(Stored items)
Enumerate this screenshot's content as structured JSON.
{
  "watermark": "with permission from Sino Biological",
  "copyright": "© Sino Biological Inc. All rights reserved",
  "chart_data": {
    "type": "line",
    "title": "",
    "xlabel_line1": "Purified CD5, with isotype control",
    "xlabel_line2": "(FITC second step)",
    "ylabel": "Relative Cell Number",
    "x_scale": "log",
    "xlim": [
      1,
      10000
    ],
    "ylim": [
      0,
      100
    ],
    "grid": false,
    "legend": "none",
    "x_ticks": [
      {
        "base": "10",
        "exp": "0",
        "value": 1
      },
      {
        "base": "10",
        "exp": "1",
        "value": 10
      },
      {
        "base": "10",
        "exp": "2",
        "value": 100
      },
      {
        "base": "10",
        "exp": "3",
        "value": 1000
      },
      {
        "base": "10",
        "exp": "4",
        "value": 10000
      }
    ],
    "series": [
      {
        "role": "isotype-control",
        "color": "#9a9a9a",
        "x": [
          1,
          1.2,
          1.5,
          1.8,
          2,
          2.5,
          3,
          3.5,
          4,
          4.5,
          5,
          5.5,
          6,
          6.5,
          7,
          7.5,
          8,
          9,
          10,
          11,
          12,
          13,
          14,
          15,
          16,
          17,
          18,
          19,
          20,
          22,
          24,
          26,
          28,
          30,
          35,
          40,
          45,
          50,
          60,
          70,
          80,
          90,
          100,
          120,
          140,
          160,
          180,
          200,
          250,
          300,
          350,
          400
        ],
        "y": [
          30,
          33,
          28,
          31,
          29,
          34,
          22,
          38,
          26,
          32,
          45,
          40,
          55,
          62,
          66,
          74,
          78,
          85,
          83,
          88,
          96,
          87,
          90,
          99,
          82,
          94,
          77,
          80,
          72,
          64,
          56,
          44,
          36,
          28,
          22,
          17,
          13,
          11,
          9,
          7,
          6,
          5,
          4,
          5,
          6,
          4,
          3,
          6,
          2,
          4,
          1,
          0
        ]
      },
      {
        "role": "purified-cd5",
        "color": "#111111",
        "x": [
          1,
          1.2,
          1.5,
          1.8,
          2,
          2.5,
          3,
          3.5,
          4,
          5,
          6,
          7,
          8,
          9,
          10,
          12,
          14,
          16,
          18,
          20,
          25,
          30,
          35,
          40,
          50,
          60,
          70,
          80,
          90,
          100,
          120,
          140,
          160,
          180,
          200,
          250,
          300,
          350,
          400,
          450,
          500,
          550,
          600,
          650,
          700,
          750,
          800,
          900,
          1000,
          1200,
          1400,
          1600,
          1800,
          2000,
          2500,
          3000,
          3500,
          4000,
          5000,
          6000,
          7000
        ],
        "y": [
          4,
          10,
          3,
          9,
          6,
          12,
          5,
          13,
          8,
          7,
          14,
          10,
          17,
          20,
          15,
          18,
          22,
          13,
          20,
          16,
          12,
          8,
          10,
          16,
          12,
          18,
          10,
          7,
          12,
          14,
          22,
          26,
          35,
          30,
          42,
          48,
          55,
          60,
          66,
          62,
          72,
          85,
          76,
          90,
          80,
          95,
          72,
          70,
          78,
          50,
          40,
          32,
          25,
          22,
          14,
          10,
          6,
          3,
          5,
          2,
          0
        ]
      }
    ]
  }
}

:: Prompt ::
Extract each line from the entries above that contains the string "control".

:: Correct result ::
    "xlabel_line1": "Purified CD5, with isotype control",
        "role": "isotype-control",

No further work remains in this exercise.